▸ **INSTRUCTIONS FOR THE TASK**
Could you copy every line from the material below in which "football" appears?
*** THE DATA ***
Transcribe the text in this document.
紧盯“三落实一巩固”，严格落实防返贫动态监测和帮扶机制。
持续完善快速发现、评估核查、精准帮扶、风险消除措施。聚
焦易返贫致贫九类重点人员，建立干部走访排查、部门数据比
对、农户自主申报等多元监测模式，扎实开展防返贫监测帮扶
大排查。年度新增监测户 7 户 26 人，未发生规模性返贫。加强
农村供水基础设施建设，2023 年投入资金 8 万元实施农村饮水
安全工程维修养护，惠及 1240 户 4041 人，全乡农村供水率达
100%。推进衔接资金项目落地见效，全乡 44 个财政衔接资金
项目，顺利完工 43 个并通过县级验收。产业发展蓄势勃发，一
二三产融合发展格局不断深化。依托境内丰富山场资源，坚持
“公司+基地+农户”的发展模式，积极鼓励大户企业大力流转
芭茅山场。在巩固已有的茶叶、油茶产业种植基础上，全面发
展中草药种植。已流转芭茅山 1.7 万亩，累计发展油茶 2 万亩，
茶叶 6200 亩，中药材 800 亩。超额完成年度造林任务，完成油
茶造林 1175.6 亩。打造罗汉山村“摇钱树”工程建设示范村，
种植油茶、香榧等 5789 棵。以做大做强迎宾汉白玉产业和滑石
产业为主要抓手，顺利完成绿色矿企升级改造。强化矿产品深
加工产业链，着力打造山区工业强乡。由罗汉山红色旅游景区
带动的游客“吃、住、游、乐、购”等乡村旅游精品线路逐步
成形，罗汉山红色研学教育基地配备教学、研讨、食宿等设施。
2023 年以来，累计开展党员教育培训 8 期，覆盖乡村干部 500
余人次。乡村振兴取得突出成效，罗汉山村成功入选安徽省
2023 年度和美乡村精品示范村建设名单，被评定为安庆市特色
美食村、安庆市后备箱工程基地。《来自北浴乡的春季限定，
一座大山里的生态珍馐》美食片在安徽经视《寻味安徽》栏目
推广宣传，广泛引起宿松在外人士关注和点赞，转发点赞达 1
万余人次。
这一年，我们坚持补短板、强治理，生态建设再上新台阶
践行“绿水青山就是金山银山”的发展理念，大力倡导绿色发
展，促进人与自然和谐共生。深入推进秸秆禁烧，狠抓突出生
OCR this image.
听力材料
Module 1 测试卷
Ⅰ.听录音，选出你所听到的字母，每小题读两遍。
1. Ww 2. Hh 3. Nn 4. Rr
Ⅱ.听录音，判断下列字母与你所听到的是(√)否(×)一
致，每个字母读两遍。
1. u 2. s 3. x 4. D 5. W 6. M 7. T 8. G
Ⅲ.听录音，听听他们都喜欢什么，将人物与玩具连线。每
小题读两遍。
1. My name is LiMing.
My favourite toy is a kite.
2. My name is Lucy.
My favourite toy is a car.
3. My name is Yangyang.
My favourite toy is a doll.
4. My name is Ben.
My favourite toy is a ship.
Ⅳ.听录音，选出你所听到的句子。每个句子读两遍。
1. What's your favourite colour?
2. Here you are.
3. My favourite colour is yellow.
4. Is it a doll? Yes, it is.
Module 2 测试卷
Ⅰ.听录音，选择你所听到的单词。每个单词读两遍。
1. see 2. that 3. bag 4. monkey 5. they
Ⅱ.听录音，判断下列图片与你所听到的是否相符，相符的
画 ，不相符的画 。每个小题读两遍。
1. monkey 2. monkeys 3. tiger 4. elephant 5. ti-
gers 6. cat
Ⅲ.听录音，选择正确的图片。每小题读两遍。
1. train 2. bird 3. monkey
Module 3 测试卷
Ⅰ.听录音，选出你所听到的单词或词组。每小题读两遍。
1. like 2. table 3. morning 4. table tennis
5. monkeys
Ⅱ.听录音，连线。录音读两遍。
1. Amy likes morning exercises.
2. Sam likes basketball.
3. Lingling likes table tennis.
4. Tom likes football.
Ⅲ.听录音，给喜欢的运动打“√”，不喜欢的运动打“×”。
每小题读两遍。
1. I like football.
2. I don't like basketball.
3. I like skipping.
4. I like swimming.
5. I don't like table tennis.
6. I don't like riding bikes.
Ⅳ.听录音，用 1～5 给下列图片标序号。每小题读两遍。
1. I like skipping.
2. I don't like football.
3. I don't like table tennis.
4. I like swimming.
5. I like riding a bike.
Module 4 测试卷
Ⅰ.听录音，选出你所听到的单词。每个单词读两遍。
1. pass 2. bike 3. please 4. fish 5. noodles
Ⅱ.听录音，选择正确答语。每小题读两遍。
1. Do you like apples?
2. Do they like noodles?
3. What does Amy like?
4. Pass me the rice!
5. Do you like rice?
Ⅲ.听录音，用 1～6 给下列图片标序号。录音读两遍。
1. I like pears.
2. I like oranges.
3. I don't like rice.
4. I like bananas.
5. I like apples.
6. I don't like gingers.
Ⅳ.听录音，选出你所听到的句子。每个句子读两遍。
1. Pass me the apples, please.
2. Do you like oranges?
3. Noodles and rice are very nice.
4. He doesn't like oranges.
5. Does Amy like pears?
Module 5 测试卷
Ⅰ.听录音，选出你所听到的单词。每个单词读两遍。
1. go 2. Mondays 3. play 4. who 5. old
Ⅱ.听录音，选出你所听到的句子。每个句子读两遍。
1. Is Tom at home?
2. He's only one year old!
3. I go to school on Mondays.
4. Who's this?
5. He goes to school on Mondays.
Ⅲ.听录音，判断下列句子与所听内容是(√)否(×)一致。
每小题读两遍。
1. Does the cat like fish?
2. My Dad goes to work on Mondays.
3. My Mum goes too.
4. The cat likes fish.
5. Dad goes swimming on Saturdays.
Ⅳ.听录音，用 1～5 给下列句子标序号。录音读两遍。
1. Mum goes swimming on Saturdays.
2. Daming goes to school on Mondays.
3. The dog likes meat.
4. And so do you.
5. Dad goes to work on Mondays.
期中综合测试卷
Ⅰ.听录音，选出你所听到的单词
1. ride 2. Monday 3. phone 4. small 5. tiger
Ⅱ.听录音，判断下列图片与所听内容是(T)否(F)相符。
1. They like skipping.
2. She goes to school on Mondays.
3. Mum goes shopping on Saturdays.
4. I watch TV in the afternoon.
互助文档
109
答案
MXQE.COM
***
▸ **OUTPUT BELOW**
4. Tom likes football.
1. I like football.
2. I don't like football.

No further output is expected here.